• [REQUEST] Repeat every line of the data exactly, but not the pictures.

• [THE RECORDS]

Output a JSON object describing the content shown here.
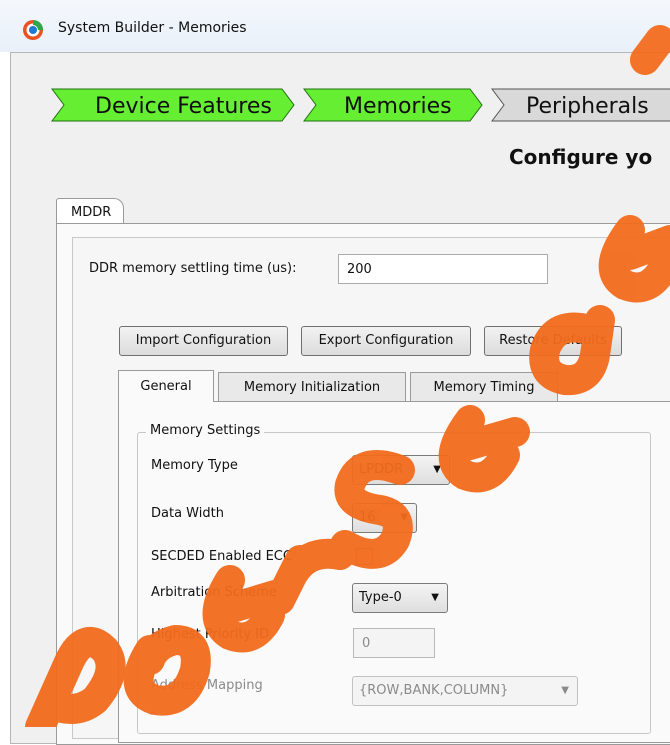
{
  "window": {
    "title": "System Builder - Memories"
  },
  "wizard": {
    "steps": [
      {
        "label": "Device Features",
        "state": "completed",
        "color": "#66ee33"
      },
      {
        "label": "Memories",
        "state": "current",
        "color": "#66ee33"
      },
      {
        "label": "Peripherals",
        "state": "pending",
        "color": "#d9d9d9"
      }
    ]
  },
  "page": {
    "heading": "Configure yo"
  },
  "outer_tabs": [
    {
      "label": "MDDR",
      "selected": true
    }
  ],
  "settling": {
    "label": "DDR memory settling time (us):",
    "value": "200"
  },
  "buttons": {
    "import": "Import Configuration",
    "export": "Export Configuration",
    "restore": "Restore Defaults"
  },
  "inner_tabs": {
    "general": "General",
    "init": "Memory Initialization",
    "timing": "Memory Timing",
    "selected": "General"
  },
  "memory_settings": {
    "title": "Memory Settings",
    "memory_type": {
      "label": "Memory Type",
      "value": "LPDDR"
    },
    "data_width": {
      "label": "Data Width",
      "value": "16"
    },
    "secded": {
      "label": "SECDED Enabled ECC",
      "checked": false
    },
    "arbitration": {
      "label": "Arbitration Scheme",
      "value": "Type-0"
    },
    "priority": {
      "label": "Highest Priority ID",
      "value": "0",
      "enabled": false
    },
    "address_mapping": {
      "label": "Address Mapping",
      "value": "{ROW,BANK,COLUMN}",
      "enabled": false
    }
  },
  "colors": {
    "step_done": "#66ee33",
    "step_pending": "#d9d9d9",
    "watermark": "#f26b1d"
  },
  "arrow_glyph": "▼"
}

• [SOLUTION TO THIS EXERCISE]
Output a JSON object describing the content shown here.
{
  "window": {
    "title": "System Builder - Memories"
  },
  "wizard": {
    "steps": [
      {
        "label": "Device Features",
        "state": "completed",
        "color": "#66ee33"
      },
      {
        "label": "Memories",
        "state": "current",
        "color": "#66ee33"
      },
      {
        "label": "Peripherals",
        "state": "pending",
        "color": "#d9d9d9"
      }
    ]
  },
  "page": {
    "heading": "Configure yo"
  },
  "outer_tabs": [
    {
      "label": "MDDR",
      "selected": true
    }
  ],
  "settling": {
    "label": "DDR memory settling time (us):",
    "value": "200"
  },
  "buttons": {
    "import": "Import Configuration",
    "export": "Export Configuration",
    "restore": "Restore Defaults"
  },
  "inner_tabs": {
    "general": "General",
    "init": "Memory Initialization",
    "timing": "Memory Timing",
    "selected": "General"
  },
  "memory_settings": {
    "title": "Memory Settings",
    "memory_type": {
      "label": "Memory Type",
      "value": "LPDDR"
    },
    "data_width": {
      "label": "Data Width",
      "value": "16"
    },
    "secded": {
      "label": "SECDED Enabled ECC",
      "checked": false
    },
    "arbitration": {
      "label": "Arbitration Scheme",
      "value": "Type-0"
    },
    "priority": {
      "label": "Highest Priority ID",
      "value": "0",
      "enabled": false
    },
    "address_mapping": {
      "label": "Address Mapping",
      "value": "{ROW,BANK,COLUMN}",
      "enabled": false
    }
  },
  "colors": {
    "step_done": "#66ee33",
    "step_pending": "#d9d9d9",
    "watermark": "#f26b1d"
  },
  "arrow_glyph": "▼"
}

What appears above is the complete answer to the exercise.